Objective :: Report every line in the rows below that contains the string "icon", matching case exactly.

Provided data ::
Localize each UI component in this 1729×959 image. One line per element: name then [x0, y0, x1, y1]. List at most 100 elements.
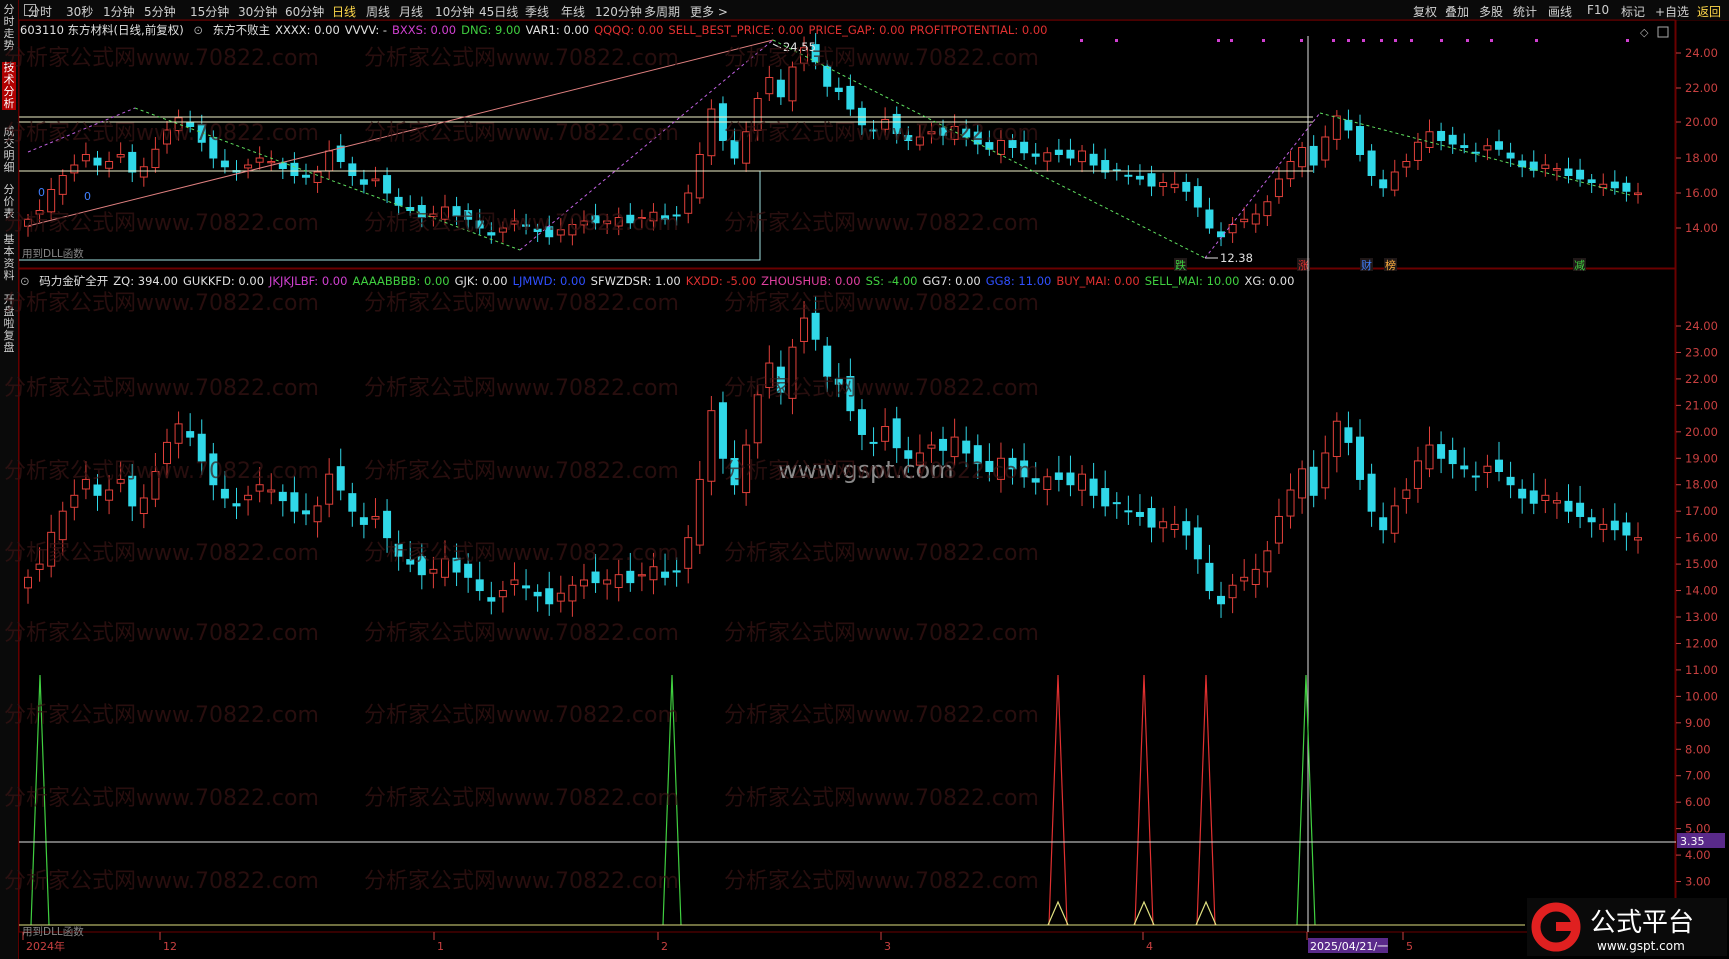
- candle-body: [637, 574, 646, 577]
- candle-body: [1610, 181, 1619, 189]
- candle-body: [568, 584, 577, 602]
- indicator-value: QQQQ: 0.00: [594, 23, 664, 37]
- candle-body: [1321, 136, 1330, 161]
- x-axis-label: 2: [661, 940, 668, 953]
- indicator-value: VVVV: -: [344, 23, 388, 37]
- candle-body: [186, 431, 195, 438]
- candle-body: [255, 484, 264, 492]
- candle-body: [1599, 523, 1608, 530]
- candle-body: [1437, 130, 1446, 142]
- indicator-value: GUKKFD: 0.00: [183, 274, 265, 288]
- watermark-text: 分析家公式网www.70822.com: [4, 459, 319, 484]
- candle-body: [105, 489, 114, 501]
- candle-body: [707, 410, 716, 482]
- y-axis-label: 22.00: [1685, 372, 1718, 386]
- signal-dot: [1380, 39, 1383, 42]
- watermark-text: 分析家公式网www.70822.com: [364, 703, 679, 728]
- candle-body: [1124, 174, 1133, 177]
- candle-body: [498, 590, 507, 598]
- candle-body: [1390, 171, 1399, 191]
- candle-body: [1564, 500, 1573, 512]
- candle-body: [510, 579, 519, 586]
- y-axis-label: 24.00: [1685, 319, 1718, 333]
- candle-body: [220, 160, 229, 168]
- candle-body: [1112, 502, 1121, 505]
- candle-body: [1437, 444, 1446, 459]
- candle-body: [603, 579, 612, 585]
- signal-badge: 减: [1574, 259, 1585, 272]
- candle-body: [1309, 145, 1318, 166]
- candle-body: [1205, 209, 1214, 229]
- zigzag-line: [1319, 112, 1631, 196]
- watermark-text: 分析家公式网www.70822.com: [364, 376, 679, 401]
- indicator-value: SELL_BEST_PRICE: 0.00: [668, 23, 804, 37]
- y-axis-label: 16.00: [1685, 186, 1718, 200]
- candle-body: [1054, 149, 1063, 155]
- candle-body: [475, 579, 484, 592]
- candle-body: [1448, 449, 1457, 465]
- watermark-text: 分析家公式网www.70822.com: [724, 869, 1039, 894]
- candle-body: [684, 192, 693, 214]
- candle-body: [429, 568, 438, 574]
- indicator-value: GG7: 0.00: [922, 274, 981, 288]
- stock-title: 603110 东方材料(日线,前复权): [20, 23, 184, 37]
- candle-body: [1170, 523, 1179, 531]
- candle-body: [325, 150, 334, 172]
- indicator-value: PRICE_GAP: 0.00: [808, 23, 905, 37]
- candle-body: [892, 418, 901, 449]
- candle-body: [336, 466, 345, 491]
- settings-icon[interactable]: ⊙: [193, 23, 203, 37]
- candle-body: [1251, 213, 1260, 225]
- candle-body: [1078, 473, 1087, 491]
- candle-body: [313, 171, 322, 183]
- watermark-text: 分析家公式网www.70822.com: [4, 291, 319, 316]
- candle-body: [1286, 161, 1295, 180]
- candle-body: [1356, 126, 1365, 156]
- sub-panel-frame: [18, 268, 1676, 933]
- candle-body: [1251, 568, 1260, 585]
- watermark-text: 分析家公式网www.70822.com: [4, 541, 319, 566]
- candle-body: [1564, 168, 1573, 176]
- watermark-text: 分析家公式网www.70822.com: [4, 869, 319, 894]
- watermark-text: 分析家公式网www.70822.com: [724, 703, 1039, 728]
- chart-canvas[interactable]: 24.0022.0020.0018.0016.0014.0024.0023.00…: [0, 0, 1729, 959]
- signal-dot: [1626, 39, 1629, 42]
- candle-body: [950, 436, 959, 458]
- watermark-text: 分析家公式网www.70822.com: [724, 291, 1039, 316]
- watermark-text: 分析家公式网www.70822.com: [4, 621, 319, 646]
- logo-title: 公式平台: [1590, 908, 1694, 938]
- candle-body: [348, 493, 357, 512]
- candle-body: [1286, 489, 1295, 517]
- candle-body: [232, 503, 241, 507]
- candle-body: [788, 66, 797, 102]
- indicator-value: DNG: 9.00: [461, 23, 521, 37]
- candle-body: [1379, 179, 1388, 189]
- signal-dot: [1230, 39, 1233, 42]
- candle-body: [1332, 420, 1341, 458]
- candle-body: [1483, 465, 1492, 473]
- x-axis-label: 2025/04/21/一: [1310, 940, 1388, 953]
- settings-icon[interactable]: ⊙: [20, 274, 30, 288]
- main-indicator-legend: 603110 东方材料(日线,前复权) ⊙ 东方不败主 XXXX: 0.00 VVV…: [20, 22, 1058, 38]
- candle-body: [1240, 576, 1249, 582]
- indicator-value: ZQ: 394.00: [113, 274, 178, 288]
- candle-body: [1228, 584, 1237, 599]
- candle-body: [1182, 181, 1191, 192]
- y-axis-label: 7.00: [1685, 769, 1711, 783]
- signal-dot: [1080, 39, 1083, 42]
- candle-body: [1182, 521, 1191, 536]
- candle-body: [1367, 473, 1376, 512]
- candle-body: [1425, 444, 1434, 470]
- signal-dot: [1332, 39, 1335, 42]
- candle-body: [70, 164, 79, 174]
- candle-body: [301, 174, 310, 178]
- watermark-text: 分析家公式网www.70822.com: [4, 376, 319, 401]
- candle-body: [1274, 515, 1283, 544]
- signal-dot: [1300, 39, 1303, 42]
- watermark-text: 分析家公式网www.70822.com: [724, 459, 1039, 484]
- y-axis-label: 18.00: [1685, 478, 1718, 492]
- y-axis-label: 8.00: [1685, 742, 1711, 756]
- watermark-text: 分析家公式网www.70822.com: [4, 703, 319, 728]
- candle-body: [1495, 141, 1504, 150]
- indicator-value: SELL_MAI: 10.00: [1144, 274, 1240, 288]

Result ::
- settings-icon[interactable]: ⊙: [193, 23, 203, 37]
- settings-icon[interactable]: ⊙: [20, 274, 30, 288]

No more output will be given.